*Exercise requirements*
Count every line below in which "circle" occurs, then give only the count.

────────

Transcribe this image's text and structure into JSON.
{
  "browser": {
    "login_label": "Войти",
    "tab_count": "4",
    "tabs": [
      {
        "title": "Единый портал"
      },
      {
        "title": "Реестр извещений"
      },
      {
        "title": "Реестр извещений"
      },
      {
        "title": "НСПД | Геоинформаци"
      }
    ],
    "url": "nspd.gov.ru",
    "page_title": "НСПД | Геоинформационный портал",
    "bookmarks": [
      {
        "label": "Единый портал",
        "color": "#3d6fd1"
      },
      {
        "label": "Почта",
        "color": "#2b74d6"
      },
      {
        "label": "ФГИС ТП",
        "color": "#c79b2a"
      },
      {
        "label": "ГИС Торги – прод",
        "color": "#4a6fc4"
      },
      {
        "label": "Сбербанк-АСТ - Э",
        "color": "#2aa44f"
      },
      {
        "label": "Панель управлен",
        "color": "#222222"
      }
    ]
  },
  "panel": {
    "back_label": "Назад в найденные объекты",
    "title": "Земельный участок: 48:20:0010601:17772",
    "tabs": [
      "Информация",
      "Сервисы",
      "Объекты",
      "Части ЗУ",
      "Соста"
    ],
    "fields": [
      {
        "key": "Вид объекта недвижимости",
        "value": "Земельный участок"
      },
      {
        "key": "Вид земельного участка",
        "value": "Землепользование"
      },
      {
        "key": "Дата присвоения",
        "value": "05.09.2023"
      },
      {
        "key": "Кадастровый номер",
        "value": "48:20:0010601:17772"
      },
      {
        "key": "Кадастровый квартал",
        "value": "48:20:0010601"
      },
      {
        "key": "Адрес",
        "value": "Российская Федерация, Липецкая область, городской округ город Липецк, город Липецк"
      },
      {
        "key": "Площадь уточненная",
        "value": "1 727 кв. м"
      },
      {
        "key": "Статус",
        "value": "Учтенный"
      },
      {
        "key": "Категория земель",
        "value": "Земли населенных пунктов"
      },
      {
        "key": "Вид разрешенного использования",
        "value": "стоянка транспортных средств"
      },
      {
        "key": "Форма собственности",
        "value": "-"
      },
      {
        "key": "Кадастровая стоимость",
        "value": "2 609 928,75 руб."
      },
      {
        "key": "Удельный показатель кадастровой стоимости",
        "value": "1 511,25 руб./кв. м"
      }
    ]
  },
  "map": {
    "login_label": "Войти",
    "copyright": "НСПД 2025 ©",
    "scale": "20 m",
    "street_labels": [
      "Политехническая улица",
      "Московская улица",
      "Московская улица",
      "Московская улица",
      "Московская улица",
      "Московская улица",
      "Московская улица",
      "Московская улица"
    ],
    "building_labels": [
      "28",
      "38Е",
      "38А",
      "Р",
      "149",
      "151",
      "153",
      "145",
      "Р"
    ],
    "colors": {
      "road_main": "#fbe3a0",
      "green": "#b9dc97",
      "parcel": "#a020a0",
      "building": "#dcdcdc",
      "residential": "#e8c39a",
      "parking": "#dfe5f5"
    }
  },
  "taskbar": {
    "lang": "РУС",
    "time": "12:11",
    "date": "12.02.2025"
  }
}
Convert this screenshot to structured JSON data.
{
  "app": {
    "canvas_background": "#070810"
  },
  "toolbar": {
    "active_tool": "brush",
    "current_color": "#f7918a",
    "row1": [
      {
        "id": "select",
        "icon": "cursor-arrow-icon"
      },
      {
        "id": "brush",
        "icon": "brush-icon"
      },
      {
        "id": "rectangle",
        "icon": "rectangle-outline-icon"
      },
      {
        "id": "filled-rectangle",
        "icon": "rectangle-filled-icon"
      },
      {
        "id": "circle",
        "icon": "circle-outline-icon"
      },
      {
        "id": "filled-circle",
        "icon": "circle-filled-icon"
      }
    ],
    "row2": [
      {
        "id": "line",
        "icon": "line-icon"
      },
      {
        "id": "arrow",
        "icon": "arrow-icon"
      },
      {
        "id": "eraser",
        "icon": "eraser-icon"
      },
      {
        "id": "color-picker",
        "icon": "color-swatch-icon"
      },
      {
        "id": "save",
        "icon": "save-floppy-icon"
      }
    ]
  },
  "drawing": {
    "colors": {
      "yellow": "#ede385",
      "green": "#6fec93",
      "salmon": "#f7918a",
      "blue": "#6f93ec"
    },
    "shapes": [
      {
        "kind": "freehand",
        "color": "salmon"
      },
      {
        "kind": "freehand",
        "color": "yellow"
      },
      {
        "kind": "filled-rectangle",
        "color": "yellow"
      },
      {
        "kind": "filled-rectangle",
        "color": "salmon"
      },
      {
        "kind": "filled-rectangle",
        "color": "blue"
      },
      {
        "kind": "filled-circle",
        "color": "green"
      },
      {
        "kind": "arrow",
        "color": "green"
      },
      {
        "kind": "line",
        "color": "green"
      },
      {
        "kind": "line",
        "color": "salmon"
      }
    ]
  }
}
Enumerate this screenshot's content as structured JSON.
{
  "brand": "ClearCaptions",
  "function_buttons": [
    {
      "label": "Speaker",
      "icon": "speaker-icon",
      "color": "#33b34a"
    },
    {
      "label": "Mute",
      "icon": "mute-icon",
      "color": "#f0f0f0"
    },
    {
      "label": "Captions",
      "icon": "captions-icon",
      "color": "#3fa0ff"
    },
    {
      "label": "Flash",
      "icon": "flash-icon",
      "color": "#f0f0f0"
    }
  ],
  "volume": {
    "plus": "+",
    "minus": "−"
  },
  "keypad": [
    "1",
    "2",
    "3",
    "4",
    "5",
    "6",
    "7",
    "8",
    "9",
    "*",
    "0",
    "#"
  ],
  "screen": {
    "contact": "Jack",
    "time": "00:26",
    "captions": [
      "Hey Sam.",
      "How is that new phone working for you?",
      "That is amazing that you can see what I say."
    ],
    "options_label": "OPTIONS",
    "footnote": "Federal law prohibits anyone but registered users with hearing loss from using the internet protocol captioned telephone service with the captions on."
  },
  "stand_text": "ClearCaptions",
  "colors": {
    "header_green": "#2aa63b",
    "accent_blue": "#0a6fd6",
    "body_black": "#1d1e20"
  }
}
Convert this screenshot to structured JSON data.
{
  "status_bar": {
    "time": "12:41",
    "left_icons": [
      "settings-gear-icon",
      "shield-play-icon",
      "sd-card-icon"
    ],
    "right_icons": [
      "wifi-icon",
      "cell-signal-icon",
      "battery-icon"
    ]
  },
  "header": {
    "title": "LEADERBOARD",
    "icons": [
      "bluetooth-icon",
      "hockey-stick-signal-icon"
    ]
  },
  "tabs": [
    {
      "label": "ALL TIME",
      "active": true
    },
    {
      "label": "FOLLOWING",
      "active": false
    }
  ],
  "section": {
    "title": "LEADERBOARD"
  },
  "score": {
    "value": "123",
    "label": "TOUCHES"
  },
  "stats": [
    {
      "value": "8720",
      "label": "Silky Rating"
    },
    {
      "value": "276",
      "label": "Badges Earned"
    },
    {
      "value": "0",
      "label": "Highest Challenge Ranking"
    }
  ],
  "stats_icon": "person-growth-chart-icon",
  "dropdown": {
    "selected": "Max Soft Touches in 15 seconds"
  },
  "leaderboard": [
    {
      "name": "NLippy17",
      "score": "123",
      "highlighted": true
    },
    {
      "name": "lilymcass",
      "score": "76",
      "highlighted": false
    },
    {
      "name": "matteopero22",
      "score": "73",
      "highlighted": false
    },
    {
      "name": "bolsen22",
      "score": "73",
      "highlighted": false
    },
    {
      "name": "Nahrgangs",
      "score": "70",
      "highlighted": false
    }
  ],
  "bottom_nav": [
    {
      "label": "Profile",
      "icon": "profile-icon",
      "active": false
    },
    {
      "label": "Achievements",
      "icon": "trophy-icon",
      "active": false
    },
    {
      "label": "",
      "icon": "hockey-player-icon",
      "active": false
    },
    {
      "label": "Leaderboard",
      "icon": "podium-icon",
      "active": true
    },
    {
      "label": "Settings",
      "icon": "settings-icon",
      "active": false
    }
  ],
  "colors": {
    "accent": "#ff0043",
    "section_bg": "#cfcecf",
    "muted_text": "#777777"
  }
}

────────

*Correct answer*
5